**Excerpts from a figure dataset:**
BEGIN
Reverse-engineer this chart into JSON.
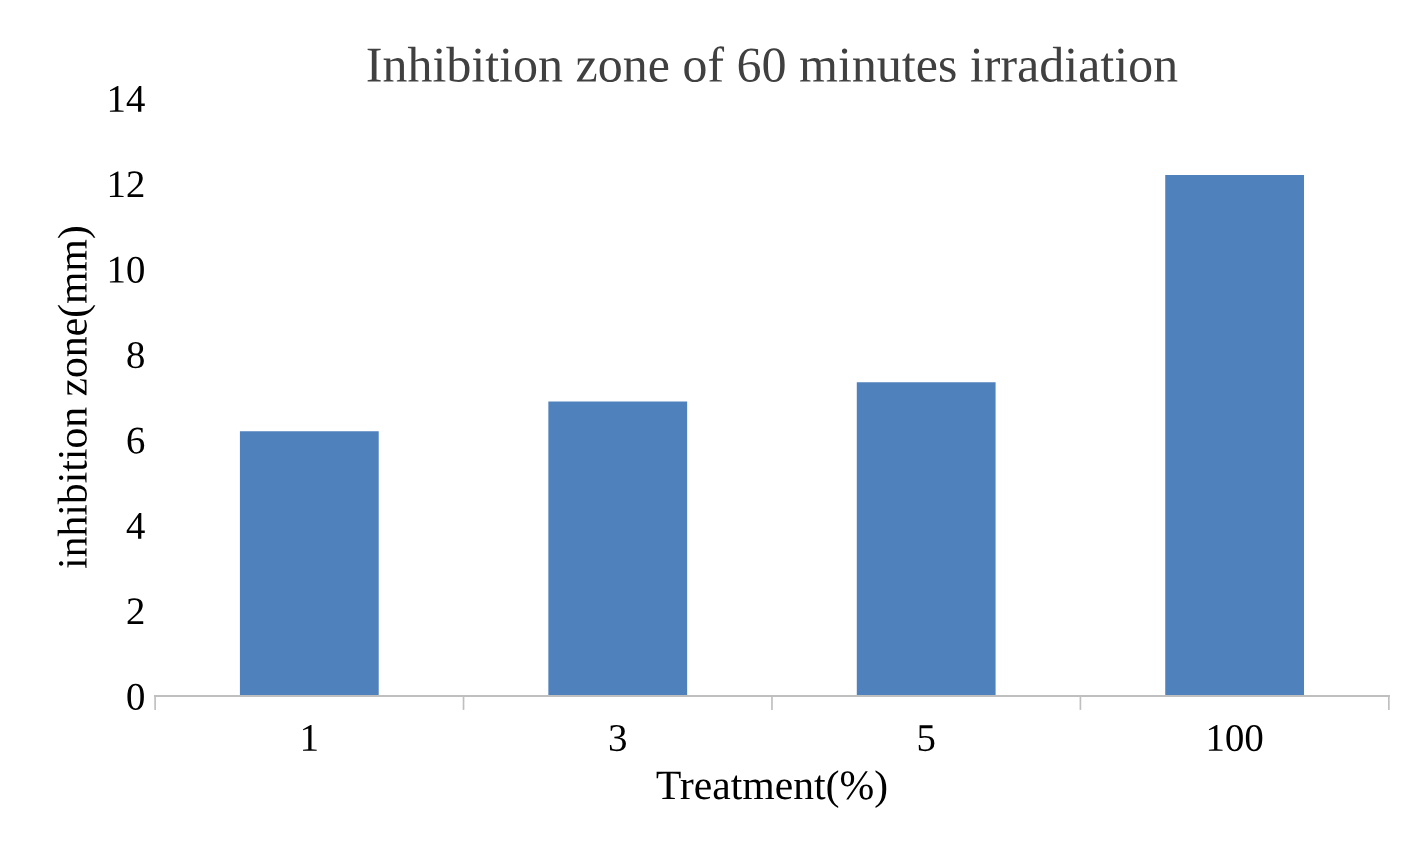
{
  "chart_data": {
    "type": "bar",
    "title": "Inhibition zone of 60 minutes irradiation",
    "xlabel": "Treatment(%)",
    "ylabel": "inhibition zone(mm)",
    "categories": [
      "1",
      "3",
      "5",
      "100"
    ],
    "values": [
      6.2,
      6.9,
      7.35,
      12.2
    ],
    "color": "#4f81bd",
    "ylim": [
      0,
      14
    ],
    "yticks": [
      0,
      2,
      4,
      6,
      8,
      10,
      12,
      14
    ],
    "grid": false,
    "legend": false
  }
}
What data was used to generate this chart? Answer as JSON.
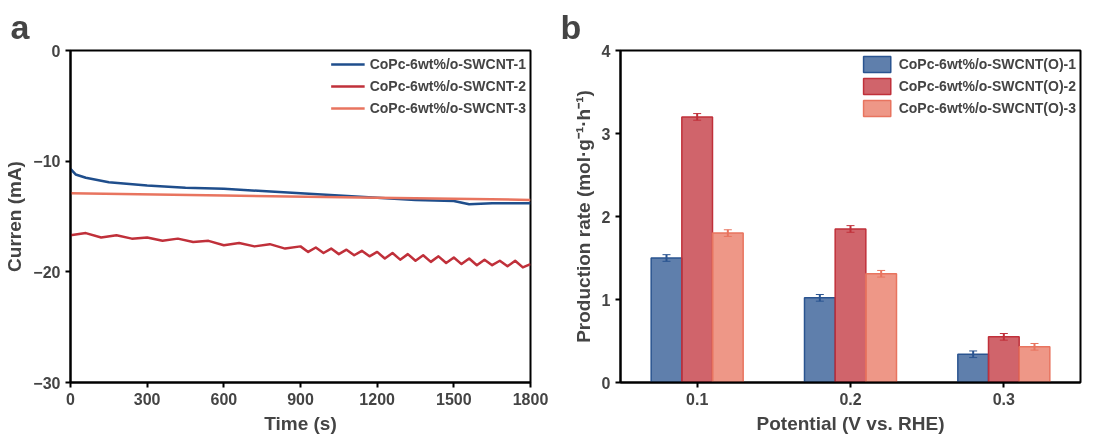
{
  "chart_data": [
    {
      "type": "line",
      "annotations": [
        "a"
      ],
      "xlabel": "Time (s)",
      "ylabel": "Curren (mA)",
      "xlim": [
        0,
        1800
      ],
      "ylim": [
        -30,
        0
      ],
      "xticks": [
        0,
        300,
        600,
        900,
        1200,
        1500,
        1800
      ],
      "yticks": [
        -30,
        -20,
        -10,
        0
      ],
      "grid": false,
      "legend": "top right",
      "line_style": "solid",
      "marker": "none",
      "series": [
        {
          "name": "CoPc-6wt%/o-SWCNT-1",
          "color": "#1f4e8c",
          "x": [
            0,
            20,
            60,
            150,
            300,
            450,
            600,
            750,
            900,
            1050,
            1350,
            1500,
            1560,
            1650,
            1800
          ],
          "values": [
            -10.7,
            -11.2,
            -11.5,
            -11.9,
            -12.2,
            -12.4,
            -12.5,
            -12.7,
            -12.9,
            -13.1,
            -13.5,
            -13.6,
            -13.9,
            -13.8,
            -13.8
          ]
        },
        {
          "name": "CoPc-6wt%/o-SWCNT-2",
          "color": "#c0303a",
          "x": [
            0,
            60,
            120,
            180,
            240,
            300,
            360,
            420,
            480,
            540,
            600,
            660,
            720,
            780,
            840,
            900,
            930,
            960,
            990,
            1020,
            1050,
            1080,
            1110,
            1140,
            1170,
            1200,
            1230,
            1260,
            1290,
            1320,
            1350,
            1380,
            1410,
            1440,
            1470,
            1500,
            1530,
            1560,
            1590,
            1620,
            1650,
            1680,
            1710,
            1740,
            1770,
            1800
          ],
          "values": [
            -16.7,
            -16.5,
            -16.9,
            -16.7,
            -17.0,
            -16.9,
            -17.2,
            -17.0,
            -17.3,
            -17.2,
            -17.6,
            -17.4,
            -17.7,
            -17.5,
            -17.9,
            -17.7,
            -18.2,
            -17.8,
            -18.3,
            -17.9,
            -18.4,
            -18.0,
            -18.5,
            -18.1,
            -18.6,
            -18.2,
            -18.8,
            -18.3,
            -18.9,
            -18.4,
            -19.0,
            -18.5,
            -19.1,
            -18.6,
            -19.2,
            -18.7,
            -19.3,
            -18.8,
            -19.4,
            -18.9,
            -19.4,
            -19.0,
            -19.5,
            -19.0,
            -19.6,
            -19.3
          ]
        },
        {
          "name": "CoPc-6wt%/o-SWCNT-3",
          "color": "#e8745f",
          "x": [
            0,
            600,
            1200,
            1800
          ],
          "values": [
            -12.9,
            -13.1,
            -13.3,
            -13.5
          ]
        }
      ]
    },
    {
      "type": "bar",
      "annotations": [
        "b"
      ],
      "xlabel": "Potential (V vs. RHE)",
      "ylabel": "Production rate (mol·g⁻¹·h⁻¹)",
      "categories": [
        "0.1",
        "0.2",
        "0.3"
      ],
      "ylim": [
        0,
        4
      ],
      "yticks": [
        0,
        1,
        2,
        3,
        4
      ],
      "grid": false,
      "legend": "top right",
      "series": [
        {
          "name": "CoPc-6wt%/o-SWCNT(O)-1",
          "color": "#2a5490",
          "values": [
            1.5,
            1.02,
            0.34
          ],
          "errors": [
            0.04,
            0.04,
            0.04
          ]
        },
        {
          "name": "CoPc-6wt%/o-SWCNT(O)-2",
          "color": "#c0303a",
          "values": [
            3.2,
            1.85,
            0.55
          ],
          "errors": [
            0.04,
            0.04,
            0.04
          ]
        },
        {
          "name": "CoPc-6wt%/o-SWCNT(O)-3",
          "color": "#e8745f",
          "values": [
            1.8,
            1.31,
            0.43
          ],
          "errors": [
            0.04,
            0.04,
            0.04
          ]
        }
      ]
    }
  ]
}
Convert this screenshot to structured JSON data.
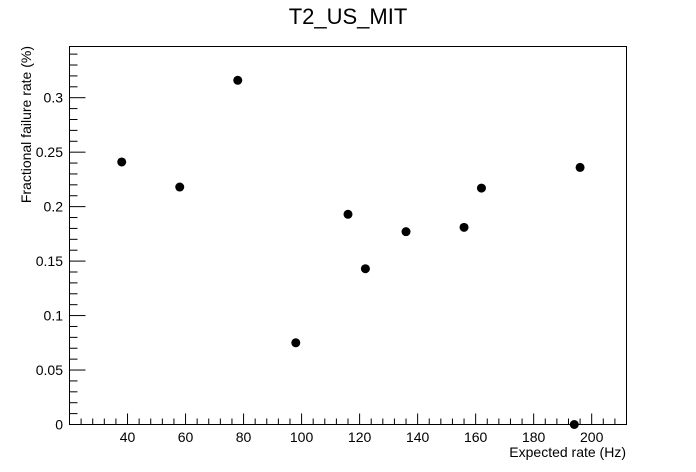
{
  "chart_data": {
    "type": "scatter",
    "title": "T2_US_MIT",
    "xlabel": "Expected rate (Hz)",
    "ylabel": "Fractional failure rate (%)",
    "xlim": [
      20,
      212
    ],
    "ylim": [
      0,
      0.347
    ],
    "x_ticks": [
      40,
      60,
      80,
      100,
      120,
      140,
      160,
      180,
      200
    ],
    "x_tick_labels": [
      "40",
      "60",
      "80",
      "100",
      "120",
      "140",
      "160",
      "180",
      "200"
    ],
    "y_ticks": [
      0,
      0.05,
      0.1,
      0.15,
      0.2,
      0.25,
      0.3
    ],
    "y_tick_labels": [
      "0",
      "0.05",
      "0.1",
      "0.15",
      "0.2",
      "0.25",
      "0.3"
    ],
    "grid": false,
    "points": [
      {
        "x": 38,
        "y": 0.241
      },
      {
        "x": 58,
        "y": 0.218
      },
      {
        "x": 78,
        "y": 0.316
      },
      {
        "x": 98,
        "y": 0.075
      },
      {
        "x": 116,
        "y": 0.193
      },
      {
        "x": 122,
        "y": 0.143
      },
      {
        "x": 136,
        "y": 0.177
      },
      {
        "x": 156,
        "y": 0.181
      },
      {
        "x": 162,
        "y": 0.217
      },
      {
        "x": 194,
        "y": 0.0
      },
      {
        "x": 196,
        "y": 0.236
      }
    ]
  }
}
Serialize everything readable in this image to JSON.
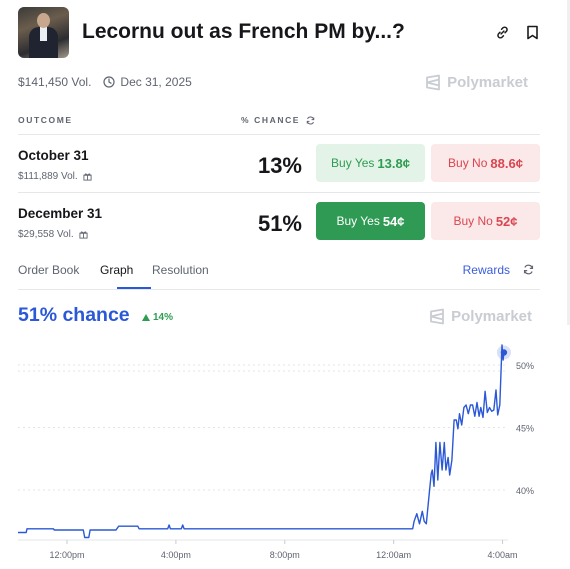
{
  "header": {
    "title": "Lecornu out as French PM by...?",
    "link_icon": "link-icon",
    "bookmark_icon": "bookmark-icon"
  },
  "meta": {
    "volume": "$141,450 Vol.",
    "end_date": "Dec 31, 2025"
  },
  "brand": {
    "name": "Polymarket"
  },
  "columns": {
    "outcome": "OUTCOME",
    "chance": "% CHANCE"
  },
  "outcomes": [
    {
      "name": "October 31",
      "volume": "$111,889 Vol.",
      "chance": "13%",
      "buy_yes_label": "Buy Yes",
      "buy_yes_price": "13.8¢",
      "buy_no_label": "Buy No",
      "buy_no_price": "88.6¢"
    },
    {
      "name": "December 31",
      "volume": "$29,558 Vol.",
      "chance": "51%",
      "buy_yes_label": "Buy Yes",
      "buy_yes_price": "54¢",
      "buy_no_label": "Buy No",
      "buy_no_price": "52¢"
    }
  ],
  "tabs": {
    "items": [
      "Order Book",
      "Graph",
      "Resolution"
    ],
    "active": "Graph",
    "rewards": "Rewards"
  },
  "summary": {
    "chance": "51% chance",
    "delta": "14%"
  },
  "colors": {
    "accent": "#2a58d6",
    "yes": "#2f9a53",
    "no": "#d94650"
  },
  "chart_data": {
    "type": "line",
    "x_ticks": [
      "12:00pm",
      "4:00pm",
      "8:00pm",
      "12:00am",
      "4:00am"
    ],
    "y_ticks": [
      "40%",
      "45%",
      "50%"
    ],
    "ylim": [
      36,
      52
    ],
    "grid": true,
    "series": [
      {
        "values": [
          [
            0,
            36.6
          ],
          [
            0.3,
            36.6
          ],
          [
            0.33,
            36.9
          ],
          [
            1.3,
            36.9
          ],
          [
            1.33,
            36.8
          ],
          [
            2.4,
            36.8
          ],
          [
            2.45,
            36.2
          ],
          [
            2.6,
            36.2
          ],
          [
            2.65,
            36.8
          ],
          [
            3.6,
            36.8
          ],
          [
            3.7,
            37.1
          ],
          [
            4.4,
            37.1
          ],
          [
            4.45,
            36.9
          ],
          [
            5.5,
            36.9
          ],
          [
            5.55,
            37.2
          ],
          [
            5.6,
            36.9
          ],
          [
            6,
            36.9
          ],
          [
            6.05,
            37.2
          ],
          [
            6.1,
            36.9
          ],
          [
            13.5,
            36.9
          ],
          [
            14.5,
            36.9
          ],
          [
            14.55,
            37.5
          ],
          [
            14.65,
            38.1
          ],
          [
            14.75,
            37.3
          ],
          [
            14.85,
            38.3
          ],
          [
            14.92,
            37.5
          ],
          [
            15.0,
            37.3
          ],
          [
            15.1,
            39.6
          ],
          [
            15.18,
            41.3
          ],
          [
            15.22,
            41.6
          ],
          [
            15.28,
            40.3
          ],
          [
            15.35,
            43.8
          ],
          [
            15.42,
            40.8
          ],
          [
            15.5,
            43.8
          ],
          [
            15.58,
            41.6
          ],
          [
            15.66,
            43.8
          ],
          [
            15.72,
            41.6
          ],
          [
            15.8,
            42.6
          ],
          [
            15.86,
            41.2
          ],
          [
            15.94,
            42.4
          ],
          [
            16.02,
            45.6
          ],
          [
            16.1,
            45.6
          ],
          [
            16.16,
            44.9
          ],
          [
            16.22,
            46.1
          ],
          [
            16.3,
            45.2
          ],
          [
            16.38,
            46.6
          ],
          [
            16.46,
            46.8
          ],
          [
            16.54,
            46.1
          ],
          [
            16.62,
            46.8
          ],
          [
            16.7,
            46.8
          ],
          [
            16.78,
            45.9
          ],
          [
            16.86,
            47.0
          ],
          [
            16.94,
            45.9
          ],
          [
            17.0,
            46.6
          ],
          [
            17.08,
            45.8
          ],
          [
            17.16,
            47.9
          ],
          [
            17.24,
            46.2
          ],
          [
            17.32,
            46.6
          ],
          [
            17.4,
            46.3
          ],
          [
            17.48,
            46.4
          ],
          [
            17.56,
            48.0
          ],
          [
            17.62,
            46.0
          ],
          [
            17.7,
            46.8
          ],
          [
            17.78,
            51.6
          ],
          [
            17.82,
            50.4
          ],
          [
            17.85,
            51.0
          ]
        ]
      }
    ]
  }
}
END
Tally the lines of the records holding the word "this", then give only the resulting number.

**Written answer:**
4